• **Given problem**:
Copy all lines that contain the word "this".

::::::

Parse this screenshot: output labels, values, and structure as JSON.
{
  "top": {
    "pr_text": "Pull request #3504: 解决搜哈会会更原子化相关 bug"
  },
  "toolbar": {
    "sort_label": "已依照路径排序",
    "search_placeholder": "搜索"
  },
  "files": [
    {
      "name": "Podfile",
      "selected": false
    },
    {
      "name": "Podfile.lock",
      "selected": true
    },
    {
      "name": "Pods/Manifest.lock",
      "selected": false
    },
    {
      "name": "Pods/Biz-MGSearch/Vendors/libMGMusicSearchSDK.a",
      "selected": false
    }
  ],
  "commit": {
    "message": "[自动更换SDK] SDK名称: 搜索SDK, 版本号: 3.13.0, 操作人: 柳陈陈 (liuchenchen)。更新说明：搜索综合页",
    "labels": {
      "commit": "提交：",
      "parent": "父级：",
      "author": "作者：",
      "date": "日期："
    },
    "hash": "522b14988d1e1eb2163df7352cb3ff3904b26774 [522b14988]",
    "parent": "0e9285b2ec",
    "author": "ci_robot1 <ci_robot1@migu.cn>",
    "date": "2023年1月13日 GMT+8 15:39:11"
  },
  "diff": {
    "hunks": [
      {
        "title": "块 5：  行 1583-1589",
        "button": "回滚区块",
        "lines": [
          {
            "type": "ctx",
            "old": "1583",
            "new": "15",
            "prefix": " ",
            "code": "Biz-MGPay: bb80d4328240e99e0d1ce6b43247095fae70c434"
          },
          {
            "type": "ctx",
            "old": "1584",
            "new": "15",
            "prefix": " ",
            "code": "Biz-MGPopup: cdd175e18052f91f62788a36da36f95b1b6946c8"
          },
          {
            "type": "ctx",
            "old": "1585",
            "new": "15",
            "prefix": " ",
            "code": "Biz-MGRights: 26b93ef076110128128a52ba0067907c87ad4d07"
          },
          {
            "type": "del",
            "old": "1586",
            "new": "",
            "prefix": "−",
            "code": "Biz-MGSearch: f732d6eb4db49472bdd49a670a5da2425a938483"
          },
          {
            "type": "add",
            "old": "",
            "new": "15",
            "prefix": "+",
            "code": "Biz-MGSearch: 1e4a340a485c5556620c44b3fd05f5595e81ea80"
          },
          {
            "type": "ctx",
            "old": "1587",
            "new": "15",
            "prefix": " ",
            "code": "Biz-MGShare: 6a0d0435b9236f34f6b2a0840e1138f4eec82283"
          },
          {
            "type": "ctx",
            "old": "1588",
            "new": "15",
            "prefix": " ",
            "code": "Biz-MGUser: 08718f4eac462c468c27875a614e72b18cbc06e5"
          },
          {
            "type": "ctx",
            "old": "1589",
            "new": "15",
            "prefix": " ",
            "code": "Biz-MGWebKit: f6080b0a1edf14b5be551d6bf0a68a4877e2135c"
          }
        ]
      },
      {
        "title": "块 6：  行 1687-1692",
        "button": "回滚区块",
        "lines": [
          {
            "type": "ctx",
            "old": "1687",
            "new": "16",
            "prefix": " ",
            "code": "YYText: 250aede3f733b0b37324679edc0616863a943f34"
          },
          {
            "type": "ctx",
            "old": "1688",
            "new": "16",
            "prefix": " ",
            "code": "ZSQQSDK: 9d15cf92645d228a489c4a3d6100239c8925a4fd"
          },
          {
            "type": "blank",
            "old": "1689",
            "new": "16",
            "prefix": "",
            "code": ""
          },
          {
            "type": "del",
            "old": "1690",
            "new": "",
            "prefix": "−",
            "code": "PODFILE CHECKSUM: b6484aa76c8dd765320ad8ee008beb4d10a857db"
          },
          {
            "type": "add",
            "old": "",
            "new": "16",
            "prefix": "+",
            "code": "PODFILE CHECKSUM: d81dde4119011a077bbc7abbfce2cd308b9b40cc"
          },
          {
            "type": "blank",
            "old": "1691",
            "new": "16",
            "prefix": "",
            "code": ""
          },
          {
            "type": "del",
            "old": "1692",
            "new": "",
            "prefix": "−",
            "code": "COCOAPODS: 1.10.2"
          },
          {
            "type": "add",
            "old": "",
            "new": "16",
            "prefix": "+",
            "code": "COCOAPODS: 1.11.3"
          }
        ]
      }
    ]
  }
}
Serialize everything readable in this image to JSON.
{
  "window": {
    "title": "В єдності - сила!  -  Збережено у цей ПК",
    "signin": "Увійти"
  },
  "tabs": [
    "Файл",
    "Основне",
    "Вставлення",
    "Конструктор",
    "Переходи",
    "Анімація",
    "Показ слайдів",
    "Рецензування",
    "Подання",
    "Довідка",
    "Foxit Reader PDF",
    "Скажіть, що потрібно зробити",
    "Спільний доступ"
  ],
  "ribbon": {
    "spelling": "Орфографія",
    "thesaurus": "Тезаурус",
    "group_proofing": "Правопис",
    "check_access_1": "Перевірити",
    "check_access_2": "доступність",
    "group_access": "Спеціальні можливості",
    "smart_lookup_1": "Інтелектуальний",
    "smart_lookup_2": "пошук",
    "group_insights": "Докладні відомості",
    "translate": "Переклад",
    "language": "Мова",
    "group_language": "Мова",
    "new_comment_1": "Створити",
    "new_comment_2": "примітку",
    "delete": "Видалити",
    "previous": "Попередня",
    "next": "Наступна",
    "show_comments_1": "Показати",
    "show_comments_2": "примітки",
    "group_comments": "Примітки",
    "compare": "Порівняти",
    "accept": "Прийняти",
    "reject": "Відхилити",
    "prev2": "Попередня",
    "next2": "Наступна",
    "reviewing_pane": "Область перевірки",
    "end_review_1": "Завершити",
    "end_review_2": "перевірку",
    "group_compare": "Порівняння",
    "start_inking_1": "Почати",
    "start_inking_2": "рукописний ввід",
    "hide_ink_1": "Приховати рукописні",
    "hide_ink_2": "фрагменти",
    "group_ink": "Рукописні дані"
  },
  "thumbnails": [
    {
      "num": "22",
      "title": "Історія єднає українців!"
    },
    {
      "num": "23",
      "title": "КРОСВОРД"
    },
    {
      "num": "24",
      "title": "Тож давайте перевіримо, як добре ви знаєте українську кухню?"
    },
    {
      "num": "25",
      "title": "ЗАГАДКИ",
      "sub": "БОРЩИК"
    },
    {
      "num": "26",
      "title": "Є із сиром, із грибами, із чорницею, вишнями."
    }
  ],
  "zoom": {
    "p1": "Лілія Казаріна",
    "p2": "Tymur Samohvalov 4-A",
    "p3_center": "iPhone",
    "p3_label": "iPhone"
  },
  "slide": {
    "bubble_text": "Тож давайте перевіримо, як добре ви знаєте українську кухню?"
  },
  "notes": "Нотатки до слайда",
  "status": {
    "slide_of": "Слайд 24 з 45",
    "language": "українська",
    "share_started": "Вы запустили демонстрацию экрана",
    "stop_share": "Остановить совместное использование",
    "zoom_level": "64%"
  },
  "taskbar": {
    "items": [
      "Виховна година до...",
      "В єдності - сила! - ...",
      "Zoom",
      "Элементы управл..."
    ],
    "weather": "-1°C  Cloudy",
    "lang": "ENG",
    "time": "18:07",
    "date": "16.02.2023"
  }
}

::::::

• **Finished answer**:
Parse this screenshot: output labels, values, and structure as JSON.
Serialize everything readable in this image to JSON.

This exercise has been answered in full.